• Given task:
Are you able to retype all the records below exactly?

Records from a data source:
::::

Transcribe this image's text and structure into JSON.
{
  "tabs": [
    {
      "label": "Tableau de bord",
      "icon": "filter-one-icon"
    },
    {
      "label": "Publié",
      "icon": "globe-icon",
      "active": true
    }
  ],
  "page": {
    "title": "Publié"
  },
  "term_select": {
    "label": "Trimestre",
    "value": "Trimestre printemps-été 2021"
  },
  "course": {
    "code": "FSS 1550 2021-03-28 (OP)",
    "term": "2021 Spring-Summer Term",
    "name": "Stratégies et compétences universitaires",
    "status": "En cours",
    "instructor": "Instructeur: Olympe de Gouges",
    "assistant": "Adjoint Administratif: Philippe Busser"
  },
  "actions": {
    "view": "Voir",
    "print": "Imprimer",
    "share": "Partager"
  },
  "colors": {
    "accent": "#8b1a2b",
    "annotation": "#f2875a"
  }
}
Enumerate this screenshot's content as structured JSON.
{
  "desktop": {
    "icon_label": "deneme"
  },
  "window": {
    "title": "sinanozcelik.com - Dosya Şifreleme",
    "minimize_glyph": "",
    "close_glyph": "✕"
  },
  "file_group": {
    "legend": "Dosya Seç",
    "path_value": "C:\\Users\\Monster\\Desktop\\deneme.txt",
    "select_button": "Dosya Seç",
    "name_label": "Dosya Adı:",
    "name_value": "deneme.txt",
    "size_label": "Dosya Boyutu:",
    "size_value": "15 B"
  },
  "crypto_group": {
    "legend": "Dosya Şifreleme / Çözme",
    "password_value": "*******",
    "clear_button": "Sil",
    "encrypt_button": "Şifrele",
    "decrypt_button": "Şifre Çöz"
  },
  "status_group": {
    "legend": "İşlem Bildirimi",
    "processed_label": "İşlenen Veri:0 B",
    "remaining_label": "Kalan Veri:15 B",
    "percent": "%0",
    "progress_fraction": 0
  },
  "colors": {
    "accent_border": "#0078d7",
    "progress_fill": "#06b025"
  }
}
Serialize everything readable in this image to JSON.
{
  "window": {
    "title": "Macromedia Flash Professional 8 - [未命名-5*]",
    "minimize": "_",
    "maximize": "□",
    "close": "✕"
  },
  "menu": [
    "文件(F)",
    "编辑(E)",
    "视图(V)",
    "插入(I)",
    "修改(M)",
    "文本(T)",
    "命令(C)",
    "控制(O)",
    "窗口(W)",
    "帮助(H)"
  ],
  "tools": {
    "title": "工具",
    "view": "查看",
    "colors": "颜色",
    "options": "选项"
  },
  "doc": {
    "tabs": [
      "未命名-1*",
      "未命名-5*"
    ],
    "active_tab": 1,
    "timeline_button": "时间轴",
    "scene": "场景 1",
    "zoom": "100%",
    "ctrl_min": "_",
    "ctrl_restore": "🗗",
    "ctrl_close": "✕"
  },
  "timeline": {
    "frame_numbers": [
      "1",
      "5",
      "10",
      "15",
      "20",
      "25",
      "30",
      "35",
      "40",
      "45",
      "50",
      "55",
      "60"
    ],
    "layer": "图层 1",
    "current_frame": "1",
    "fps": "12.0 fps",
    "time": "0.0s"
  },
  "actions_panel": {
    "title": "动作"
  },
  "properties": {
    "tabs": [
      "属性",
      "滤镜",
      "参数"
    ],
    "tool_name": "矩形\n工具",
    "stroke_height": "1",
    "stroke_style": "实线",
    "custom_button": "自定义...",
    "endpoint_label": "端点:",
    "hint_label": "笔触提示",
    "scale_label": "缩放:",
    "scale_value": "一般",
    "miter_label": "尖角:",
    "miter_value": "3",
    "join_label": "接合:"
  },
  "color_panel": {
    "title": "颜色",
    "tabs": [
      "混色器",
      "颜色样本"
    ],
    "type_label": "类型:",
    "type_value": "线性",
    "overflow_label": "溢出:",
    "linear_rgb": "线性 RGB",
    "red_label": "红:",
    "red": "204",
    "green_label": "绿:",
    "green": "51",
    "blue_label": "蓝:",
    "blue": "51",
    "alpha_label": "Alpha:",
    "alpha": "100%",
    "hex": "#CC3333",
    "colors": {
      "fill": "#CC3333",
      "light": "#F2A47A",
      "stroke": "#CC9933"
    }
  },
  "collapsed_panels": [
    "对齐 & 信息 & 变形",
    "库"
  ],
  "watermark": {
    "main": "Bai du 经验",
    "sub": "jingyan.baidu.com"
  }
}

::::

• Complete output:
Transcribe this image's text and structure into JSON.
{
  "tabs": [
    {
      "label": "Tableau de bord",
      "icon": "filter-one-icon"
    },
    {
      "label": "Publié",
      "icon": "globe-icon",
      "active": true
    }
  ],
  "page": {
    "title": "Publié"
  },
  "term_select": {
    "label": "Trimestre",
    "value": "Trimestre printemps-été 2021"
  },
  "course": {
    "code": "FSS 1550 2021-03-28 (OP)",
    "term": "2021 Spring-Summer Term",
    "name": "Stratégies et compétences universitaires",
    "status": "En cours",
    "instructor": "Instructeur: Olympe de Gouges",
    "assistant": "Adjoint Administratif: Philippe Busser"
  },
  "actions": {
    "view": "Voir",
    "print": "Imprimer",
    "share": "Partager"
  },
  "colors": {
    "accent": "#8b1a2b",
    "annotation": "#f2875a"
  }
}
Enumerate this screenshot's content as structured JSON.
{
  "desktop": {
    "icon_label": "deneme"
  },
  "window": {
    "title": "sinanozcelik.com - Dosya Şifreleme",
    "minimize_glyph": "",
    "close_glyph": "✕"
  },
  "file_group": {
    "legend": "Dosya Seç",
    "path_value": "C:\\Users\\Monster\\Desktop\\deneme.txt",
    "select_button": "Dosya Seç",
    "name_label": "Dosya Adı:",
    "name_value": "deneme.txt",
    "size_label": "Dosya Boyutu:",
    "size_value": "15 B"
  },
  "crypto_group": {
    "legend": "Dosya Şifreleme / Çözme",
    "password_value": "*******",
    "clear_button": "Sil",
    "encrypt_button": "Şifrele",
    "decrypt_button": "Şifre Çöz"
  },
  "status_group": {
    "legend": "İşlem Bildirimi",
    "processed_label": "İşlenen Veri:0 B",
    "remaining_label": "Kalan Veri:15 B",
    "percent": "%0",
    "progress_fraction": 0
  },
  "colors": {
    "accent_border": "#0078d7",
    "progress_fill": "#06b025"
  }
}
Serialize everything readable in this image to JSON.
{
  "window": {
    "title": "Macromedia Flash Professional 8 - [未命名-5*]",
    "minimize": "_",
    "maximize": "□",
    "close": "✕"
  },
  "menu": [
    "文件(F)",
    "编辑(E)",
    "视图(V)",
    "插入(I)",
    "修改(M)",
    "文本(T)",
    "命令(C)",
    "控制(O)",
    "窗口(W)",
    "帮助(H)"
  ],
  "tools": {
    "title": "工具",
    "view": "查看",
    "colors": "颜色",
    "options": "选项"
  },
  "doc": {
    "tabs": [
      "未命名-1*",
      "未命名-5*"
    ],
    "active_tab": 1,
    "timeline_button": "时间轴",
    "scene": "场景 1",
    "zoom": "100%",
    "ctrl_min": "_",
    "ctrl_restore": "🗗",
    "ctrl_close": "✕"
  },
  "timeline": {
    "frame_numbers": [
      "1",
      "5",
      "10",
      "15",
      "20",
      "25",
      "30",
      "35",
      "40",
      "45",
      "50",
      "55",
      "60"
    ],
    "layer": "图层 1",
    "current_frame": "1",
    "fps": "12.0 fps",
    "time": "0.0s"
  },
  "actions_panel": {
    "title": "动作"
  },
  "properties": {
    "tabs": [
      "属性",
      "滤镜",
      "参数"
    ],
    "tool_name": "矩形\n工具",
    "stroke_height": "1",
    "stroke_style": "实线",
    "custom_button": "自定义...",
    "endpoint_label": "端点:",
    "hint_label": "笔触提示",
    "scale_label": "缩放:",
    "scale_value": "一般",
    "miter_label": "尖角:",
    "miter_value": "3",
    "join_label": "接合:"
  },
  "color_panel": {
    "title": "颜色",
    "tabs": [
      "混色器",
      "颜色样本"
    ],
    "type_label": "类型:",
    "type_value": "线性",
    "overflow_label": "溢出:",
    "linear_rgb": "线性 RGB",
    "red_label": "红:",
    "red": "204",
    "green_label": "绿:",
    "green": "51",
    "blue_label": "蓝:",
    "blue": "51",
    "alpha_label": "Alpha:",
    "alpha": "100%",
    "hex": "#CC3333",
    "colors": {
      "fill": "#CC3333",
      "light": "#F2A47A",
      "stroke": "#CC9933"
    }
  },
  "collapsed_panels": [
    "对齐 & 信息 & 变形",
    "库"
  ],
  "watermark": {
    "main": "Bai du 经验",
    "sub": "jingyan.baidu.com"
  }
}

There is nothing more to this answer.